[WHAT YOU WILL DO]
Present the entries from the beginning up to and including the line that contains "- fpts-column-header[interactable]: FPts: [597, 24, 632, 41]" as a Markdown table with the columns Row and Entry Line, omitting any blank lines. Number each row in sequence, and include no other lines.
* * *
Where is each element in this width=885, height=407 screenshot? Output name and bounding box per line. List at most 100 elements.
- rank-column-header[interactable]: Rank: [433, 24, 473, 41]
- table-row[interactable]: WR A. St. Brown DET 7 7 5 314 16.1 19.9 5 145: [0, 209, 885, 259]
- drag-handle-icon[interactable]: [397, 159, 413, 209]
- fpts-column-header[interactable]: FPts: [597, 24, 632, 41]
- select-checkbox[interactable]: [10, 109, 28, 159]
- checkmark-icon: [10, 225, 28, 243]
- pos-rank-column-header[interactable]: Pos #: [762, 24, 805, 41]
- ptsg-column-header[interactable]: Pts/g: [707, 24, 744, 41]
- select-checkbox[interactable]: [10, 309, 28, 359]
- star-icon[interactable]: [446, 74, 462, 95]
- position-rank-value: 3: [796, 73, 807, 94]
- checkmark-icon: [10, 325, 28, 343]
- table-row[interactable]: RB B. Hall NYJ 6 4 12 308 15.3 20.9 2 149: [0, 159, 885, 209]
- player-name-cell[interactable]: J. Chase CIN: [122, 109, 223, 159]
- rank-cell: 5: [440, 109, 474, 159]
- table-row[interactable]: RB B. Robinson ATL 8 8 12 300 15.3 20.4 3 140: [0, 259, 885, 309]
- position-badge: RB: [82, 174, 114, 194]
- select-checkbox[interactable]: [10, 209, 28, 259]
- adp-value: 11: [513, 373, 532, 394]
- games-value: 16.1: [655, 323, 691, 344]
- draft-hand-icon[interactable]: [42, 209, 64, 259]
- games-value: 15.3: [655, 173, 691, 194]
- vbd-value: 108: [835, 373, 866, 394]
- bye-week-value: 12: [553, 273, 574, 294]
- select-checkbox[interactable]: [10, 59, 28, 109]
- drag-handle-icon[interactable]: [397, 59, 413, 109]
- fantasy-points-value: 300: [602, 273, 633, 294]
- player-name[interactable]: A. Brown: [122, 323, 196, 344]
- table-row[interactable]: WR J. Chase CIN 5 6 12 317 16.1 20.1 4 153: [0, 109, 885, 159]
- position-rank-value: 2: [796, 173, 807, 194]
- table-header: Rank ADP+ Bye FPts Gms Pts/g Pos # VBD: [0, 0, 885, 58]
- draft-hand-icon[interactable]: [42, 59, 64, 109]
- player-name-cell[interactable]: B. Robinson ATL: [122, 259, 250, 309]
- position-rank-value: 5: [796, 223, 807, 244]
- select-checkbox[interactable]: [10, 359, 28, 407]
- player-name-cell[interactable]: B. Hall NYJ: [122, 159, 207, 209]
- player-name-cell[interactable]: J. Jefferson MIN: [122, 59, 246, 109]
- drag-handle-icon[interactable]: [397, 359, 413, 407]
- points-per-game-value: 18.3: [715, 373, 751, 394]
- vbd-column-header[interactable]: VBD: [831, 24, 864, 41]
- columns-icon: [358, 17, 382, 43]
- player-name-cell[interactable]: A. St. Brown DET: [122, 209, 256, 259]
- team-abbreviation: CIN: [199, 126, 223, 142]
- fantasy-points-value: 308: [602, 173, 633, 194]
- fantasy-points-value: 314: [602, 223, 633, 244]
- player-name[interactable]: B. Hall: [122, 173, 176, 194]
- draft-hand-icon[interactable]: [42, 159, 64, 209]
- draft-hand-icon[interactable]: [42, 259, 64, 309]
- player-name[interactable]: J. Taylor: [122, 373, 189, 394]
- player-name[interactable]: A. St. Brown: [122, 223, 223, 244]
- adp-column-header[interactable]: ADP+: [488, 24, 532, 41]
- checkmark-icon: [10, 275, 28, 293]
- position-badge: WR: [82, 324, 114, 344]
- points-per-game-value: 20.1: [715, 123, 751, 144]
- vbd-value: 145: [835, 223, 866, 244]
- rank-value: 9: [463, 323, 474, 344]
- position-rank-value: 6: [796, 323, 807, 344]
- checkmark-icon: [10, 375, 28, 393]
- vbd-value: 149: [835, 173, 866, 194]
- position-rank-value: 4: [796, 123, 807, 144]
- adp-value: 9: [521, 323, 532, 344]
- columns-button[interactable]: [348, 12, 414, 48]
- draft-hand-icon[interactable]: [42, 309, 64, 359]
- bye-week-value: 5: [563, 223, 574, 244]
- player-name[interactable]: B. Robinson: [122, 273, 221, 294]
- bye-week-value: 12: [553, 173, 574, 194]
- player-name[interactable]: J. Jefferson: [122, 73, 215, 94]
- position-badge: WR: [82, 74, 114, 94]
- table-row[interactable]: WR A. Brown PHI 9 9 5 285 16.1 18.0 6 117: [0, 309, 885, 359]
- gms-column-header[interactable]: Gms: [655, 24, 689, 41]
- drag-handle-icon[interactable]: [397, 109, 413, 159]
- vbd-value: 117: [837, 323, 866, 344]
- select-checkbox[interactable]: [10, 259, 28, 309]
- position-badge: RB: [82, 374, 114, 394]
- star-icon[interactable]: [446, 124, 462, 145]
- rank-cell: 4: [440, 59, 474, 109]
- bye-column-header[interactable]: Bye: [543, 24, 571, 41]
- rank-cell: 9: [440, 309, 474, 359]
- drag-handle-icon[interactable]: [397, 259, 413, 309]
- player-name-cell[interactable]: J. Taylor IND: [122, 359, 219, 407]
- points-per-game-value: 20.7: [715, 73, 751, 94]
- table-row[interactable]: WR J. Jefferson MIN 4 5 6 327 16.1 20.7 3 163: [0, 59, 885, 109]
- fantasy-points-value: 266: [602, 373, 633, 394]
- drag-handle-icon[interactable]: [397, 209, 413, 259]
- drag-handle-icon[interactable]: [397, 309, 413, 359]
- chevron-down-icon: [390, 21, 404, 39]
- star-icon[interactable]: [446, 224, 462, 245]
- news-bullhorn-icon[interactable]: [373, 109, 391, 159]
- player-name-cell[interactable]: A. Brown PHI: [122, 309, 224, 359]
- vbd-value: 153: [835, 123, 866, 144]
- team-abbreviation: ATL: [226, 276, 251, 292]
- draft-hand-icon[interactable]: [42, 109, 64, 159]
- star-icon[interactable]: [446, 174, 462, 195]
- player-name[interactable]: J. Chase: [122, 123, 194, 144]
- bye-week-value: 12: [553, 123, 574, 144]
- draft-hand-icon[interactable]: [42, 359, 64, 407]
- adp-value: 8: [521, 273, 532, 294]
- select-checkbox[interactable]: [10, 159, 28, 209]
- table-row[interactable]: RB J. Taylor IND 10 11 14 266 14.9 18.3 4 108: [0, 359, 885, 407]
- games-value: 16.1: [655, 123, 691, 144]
* * *
[THE SOLUTION]
| Row | Entry Line |
|---|---|
| 1 | Where is each element in this width=885, height=407 screenshot? Output name and bounding box per line. List at most 100 elements. |
| 2 | - rank-column-header[interactable]: Rank: [433, 24, 473, 41] |
| 3 | - table-row[interactable]: WR A. St. Brown DET 7 7 5 314 16.1 19.9 5 145: [0, 209, 885, 259] |
| 4 | - drag-handle-icon[interactable]: [397, 159, 413, 209] |
| 5 | - fpts-column-header[interactable]: FPts: [597, 24, 632, 41] |